Exercise task A.
Can you write out the records again, starting at the first line and ending at the line containing "- start-date: September", with "Company Package" replaced by "Family Package" and everything else left unchanged?

In Isaiah 45:20, now this is a part of what the prophet writes here. He says, “They have no knowledge,” in other words they are ignorant.  People are ignorant who worship false gods, who make graven images, who pray to a god who cannot save. They are without knowledge, they are ignorant who pray to a god or call upon a god who does not have the power to save or to hear.


And then verse 21 says, “There is no God beside me.  I am a just God and a Savior.”  Now get that.  “I am a just God and a Savior.  There is none beside me.”  There is none other God but one. The Lord our God is one Lord, one Lord.  And he said, “I am a just God and I am a Savior.”


Now, verse 22.  Here is the verse I want you to listen carefully to, most carefully.  “Look unto me and be ye saved all the ends of the earth for I am God and there is none else.  Look unto me and be ye saved all the ends of the earth for I am God and there is none else.”

Records for this exercise.

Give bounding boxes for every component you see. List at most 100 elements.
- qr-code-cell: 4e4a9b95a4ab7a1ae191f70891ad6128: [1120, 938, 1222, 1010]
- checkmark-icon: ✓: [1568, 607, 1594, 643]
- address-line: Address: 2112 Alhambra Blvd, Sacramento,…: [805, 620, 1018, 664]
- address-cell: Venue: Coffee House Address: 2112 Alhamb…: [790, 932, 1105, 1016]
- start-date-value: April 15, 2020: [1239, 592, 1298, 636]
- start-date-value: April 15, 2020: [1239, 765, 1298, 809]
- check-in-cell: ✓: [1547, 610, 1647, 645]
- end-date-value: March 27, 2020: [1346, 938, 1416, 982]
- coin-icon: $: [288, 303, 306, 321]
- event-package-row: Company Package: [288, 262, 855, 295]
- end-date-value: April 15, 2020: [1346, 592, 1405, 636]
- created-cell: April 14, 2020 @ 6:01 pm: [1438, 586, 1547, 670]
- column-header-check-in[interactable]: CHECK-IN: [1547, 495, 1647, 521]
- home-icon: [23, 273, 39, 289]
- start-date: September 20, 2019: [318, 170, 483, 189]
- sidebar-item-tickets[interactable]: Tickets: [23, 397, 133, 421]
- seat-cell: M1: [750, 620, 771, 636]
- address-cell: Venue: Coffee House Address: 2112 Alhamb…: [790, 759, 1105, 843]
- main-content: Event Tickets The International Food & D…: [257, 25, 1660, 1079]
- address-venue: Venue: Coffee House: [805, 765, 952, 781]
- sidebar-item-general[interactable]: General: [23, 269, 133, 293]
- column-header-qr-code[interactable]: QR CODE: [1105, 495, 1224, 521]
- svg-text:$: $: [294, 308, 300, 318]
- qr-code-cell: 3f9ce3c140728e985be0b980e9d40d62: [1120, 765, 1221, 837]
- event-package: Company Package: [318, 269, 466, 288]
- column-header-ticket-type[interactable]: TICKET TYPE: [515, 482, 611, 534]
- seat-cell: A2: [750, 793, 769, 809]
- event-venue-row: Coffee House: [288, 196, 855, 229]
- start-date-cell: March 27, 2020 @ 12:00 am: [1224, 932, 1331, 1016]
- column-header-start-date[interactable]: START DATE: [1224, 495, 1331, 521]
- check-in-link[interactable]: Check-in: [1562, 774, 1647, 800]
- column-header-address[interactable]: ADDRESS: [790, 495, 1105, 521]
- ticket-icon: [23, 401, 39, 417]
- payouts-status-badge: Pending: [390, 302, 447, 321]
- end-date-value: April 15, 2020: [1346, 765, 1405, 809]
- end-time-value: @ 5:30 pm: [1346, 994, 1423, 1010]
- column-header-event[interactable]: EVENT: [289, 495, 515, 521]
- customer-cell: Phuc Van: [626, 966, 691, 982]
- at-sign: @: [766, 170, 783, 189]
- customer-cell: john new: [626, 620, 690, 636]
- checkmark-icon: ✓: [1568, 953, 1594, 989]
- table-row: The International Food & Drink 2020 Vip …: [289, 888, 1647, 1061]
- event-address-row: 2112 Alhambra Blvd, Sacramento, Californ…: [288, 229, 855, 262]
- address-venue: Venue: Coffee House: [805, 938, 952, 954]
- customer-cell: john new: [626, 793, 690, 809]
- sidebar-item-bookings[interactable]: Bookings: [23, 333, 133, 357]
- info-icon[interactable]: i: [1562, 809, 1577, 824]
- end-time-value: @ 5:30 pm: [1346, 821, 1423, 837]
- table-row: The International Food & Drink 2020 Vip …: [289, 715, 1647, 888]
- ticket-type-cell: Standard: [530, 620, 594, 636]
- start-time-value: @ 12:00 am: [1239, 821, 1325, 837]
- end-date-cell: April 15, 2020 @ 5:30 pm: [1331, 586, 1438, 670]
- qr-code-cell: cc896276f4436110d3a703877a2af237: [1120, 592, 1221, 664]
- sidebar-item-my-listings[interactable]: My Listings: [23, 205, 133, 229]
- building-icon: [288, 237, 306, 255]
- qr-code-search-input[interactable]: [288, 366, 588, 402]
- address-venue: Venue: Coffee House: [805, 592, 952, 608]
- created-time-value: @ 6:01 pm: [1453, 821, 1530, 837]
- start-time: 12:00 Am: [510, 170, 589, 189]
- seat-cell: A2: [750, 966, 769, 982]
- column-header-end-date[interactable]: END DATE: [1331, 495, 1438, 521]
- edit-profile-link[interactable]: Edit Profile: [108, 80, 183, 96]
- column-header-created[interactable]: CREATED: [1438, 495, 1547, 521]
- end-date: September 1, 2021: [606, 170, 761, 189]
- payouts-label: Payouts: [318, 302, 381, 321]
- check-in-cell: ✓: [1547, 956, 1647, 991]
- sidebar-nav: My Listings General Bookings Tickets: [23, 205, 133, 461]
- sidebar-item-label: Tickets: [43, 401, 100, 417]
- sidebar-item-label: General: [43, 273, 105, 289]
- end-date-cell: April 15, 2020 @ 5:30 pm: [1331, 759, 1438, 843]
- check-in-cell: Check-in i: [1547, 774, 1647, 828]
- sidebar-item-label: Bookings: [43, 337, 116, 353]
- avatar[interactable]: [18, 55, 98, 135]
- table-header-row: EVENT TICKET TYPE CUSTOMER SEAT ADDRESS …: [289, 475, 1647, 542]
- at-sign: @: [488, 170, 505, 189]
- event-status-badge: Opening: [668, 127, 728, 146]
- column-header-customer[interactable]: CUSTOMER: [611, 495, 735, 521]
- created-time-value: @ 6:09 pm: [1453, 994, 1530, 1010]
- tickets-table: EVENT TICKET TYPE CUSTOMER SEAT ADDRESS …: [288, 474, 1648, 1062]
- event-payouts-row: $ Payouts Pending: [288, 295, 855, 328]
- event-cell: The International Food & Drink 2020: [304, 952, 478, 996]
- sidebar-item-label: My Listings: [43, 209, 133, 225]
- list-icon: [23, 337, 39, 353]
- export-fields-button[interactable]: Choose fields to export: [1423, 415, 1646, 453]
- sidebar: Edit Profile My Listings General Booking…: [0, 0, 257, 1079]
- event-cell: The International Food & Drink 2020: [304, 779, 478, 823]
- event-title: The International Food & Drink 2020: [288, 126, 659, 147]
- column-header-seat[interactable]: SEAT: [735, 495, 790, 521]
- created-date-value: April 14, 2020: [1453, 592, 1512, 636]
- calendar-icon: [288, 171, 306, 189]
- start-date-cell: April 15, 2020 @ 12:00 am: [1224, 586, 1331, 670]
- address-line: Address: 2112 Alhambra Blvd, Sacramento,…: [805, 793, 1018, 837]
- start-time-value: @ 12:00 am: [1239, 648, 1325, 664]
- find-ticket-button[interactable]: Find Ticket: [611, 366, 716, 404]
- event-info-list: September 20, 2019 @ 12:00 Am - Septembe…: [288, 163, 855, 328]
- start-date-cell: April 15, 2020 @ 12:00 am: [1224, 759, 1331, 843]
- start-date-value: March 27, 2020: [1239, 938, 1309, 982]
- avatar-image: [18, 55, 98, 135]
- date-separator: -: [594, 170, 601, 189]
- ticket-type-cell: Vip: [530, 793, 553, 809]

Exercise task B.
How would the sermon passage on Isaiah 45 go on from the point where it stops?

Result A.
Give bounding boxes for every component you see. List at most 100 elements.
- qr-code-cell: 4e4a9b95a4ab7a1ae191f70891ad6128: [1120, 938, 1222, 1010]
- checkmark-icon: ✓: [1568, 607, 1594, 643]
- address-line: Address: 2112 Alhambra Blvd, Sacramento,…: [805, 620, 1018, 664]
- address-cell: Venue: Coffee House Address: 2112 Alhamb…: [790, 932, 1105, 1016]
- start-date-value: April 15, 2020: [1239, 592, 1298, 636]
- start-date-value: April 15, 2020: [1239, 765, 1298, 809]
- check-in-cell: ✓: [1547, 610, 1647, 645]
- end-date-value: March 27, 2020: [1346, 938, 1416, 982]
- coin-icon: $: [288, 303, 306, 321]
- event-package-row: Family Package: [288, 262, 855, 295]
- end-date-value: April 15, 2020: [1346, 592, 1405, 636]
- created-cell: April 14, 2020 @ 6:01 pm: [1438, 586, 1547, 670]
- column-header-check-in[interactable]: CHECK-IN: [1547, 495, 1647, 521]
- home-icon: [23, 273, 39, 289]
- start-date: September 20, 2019: [318, 170, 483, 189]

Result B.
Charles Haddon Spurgeon was, perhaps, the greatest preacher since the apostle Paul. He preached the gospel to literally thousands and thousands of people. He pastored one of the largest churches in Europe and his sermons are still read by  nearly every preacher and preachers who do not read his sermons at least know who Charles Haddon Spurgeon was.  But this man was...he was raised in a Christian home. His grandfather was a Presbyterian preacher. And Spurgeon read the Bible. He read all of the old writers.  His grandmother taught him the hymns of the Church.  He was a brilliant boy and he used to memorize the hymns. His grandmother would give him a penny to memorize a hymn and he was memorizing so many of them that finally she gave him a penny for every five hymns he memorized.  But he was raised in a Christian home. His grandfather was a prominent Presbyterian preacher.  He read the old classics and the old puritans.  He read the Bible.  He studied. 

But he said this.  He said, “I still had no saving interest in Christ.  I still did not know God.  Although I knew the Bible and knew the hymns and I knew the old writers, still I didn’t know God.”  He said, “I was in spiritual darkness.  With all my religious background I was yet in spiritual darkness and had no hope.”

Well, but he always went to church.  And one Sunday morning he was walking to church and we had...they had a snow, a heavy snowstorm fell and he saw that he was not going to be able to make it to his church on time so he stopped in to this little primitive Methodist chapel and sat down back in the back of the building, just a small building.  It is there now in London. It has a plaque where Spurgeon was sitting when God revealed salvation to his heart.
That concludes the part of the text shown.